--- Begin Data lines ---

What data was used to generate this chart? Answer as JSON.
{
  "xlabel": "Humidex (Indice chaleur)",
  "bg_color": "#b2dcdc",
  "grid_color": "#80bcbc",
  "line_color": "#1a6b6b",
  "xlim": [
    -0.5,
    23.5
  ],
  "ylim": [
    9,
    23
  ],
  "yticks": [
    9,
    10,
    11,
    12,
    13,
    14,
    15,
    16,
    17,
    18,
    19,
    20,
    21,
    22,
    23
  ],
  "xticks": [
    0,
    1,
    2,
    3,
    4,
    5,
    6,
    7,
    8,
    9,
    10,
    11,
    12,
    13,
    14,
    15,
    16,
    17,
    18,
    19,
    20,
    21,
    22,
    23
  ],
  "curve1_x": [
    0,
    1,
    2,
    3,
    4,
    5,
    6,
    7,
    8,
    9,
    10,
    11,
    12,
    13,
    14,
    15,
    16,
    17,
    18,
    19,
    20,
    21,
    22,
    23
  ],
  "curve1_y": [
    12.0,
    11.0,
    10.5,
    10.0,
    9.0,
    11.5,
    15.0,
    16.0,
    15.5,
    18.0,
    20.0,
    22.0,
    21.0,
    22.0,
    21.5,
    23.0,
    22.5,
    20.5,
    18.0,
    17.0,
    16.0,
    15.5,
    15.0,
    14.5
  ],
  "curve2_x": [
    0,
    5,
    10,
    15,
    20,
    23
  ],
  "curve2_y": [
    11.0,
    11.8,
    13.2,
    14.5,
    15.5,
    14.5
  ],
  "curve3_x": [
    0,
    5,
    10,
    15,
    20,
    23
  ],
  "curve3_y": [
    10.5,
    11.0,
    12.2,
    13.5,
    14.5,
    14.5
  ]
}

--- End Data lines ---

* **What to work on**
Extract all the entries word for word.

* **Task output**
What data was used to generate this chart? Answer as JSON.
{
  "xlabel": "Humidex (Indice chaleur)",
  "bg_color": "#b2dcdc",
  "grid_color": "#80bcbc",
  "line_color": "#1a6b6b",
  "xlim": [
    -0.5,
    23.5
  ],
  "ylim": [
    9,
    23
  ],
  "yticks": [
    9,
    10,
    11,
    12,
    13,
    14,
    15,
    16,
    17,
    18,
    19,
    20,
    21,
    22,
    23
  ],
  "xticks": [
    0,
    1,
    2,
    3,
    4,
    5,
    6,
    7,
    8,
    9,
    10,
    11,
    12,
    13,
    14,
    15,
    16,
    17,
    18,
    19,
    20,
    21,
    22,
    23
  ],
  "curve1_x": [
    0,
    1,
    2,
    3,
    4,
    5,
    6,
    7,
    8,
    9,
    10,
    11,
    12,
    13,
    14,
    15,
    16,
    17,
    18,
    19,
    20,
    21,
    22,
    23
  ],
  "curve1_y": [
    12.0,
    11.0,
    10.5,
    10.0,
    9.0,
    11.5,
    15.0,
    16.0,
    15.5,
    18.0,
    20.0,
    22.0,
    21.0,
    22.0,
    21.5,
    23.0,
    22.5,
    20.5,
    18.0,
    17.0,
    16.0,
    15.5,
    15.0,
    14.5
  ],
  "curve2_x": [
    0,
    5,
    10,
    15,
    20,
    23
  ],
  "curve2_y": [
    11.0,
    11.8,
    13.2,
    14.5,
    15.5,
    14.5
  ],
  "curve3_x": [
    0,
    5,
    10,
    15,
    20,
    23
  ],
  "curve3_y": [
    10.5,
    11.0,
    12.2,
    13.5,
    14.5,
    14.5
  ]
}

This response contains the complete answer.